[Start EXTRACTED DATA]
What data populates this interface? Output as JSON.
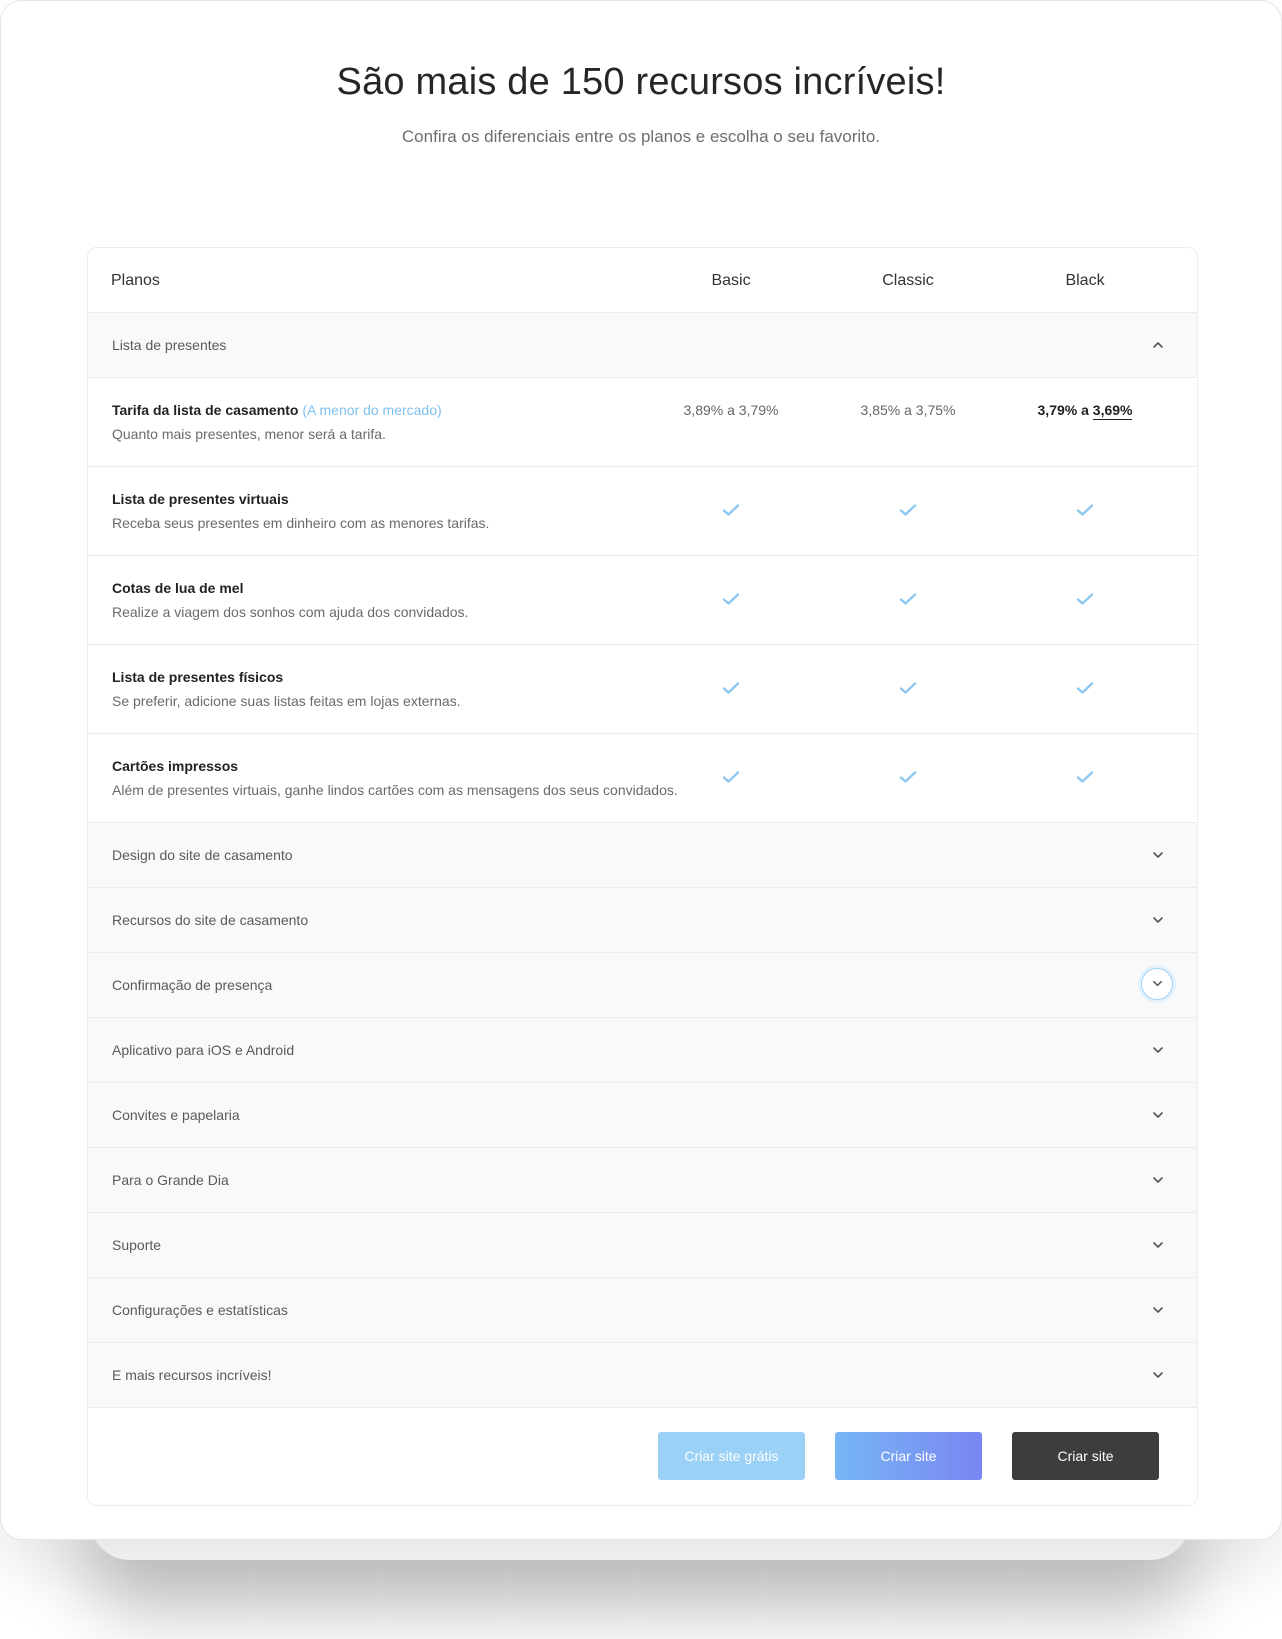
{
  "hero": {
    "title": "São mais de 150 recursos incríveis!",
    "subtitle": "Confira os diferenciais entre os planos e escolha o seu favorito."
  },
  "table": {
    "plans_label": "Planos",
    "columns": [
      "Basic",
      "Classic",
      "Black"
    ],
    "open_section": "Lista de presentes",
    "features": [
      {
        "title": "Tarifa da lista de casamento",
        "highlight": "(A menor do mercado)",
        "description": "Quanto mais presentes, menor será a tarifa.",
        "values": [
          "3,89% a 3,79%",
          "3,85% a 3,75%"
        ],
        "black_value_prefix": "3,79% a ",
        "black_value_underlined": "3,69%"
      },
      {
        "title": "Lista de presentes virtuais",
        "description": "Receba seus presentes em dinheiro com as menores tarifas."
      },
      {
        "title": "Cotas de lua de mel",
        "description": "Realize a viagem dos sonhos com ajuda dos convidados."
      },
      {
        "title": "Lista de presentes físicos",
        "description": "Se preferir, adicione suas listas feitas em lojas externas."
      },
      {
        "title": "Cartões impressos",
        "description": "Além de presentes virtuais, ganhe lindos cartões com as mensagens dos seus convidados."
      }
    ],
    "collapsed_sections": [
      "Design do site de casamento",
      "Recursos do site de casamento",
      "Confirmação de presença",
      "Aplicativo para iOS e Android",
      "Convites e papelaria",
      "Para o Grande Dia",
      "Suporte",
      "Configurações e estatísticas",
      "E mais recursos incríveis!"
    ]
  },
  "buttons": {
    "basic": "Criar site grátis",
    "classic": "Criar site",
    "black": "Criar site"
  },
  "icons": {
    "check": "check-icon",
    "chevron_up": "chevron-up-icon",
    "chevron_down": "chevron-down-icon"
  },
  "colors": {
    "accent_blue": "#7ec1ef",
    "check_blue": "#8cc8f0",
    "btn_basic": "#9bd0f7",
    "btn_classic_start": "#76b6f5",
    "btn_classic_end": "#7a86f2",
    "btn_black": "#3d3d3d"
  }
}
[End EXTRACTED DATA]
[Start EXTRACTED DATA]
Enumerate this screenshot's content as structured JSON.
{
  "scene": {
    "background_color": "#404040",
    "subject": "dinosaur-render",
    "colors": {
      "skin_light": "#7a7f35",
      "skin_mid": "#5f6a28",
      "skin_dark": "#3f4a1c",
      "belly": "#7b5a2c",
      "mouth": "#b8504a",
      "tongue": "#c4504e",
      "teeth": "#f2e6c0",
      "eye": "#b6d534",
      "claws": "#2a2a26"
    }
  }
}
[End EXTRACTED DATA]
▶ [EXERCISE PROMPT]:
Among the lines of the material, find those that hold the word "casamento" and copy them.

▶ [RESPONSE TO THIS EXERCISE]:
        "title": "Tarifa da lista de casamento",
      "Design do site de casamento",
      "Recursos do site de casamento",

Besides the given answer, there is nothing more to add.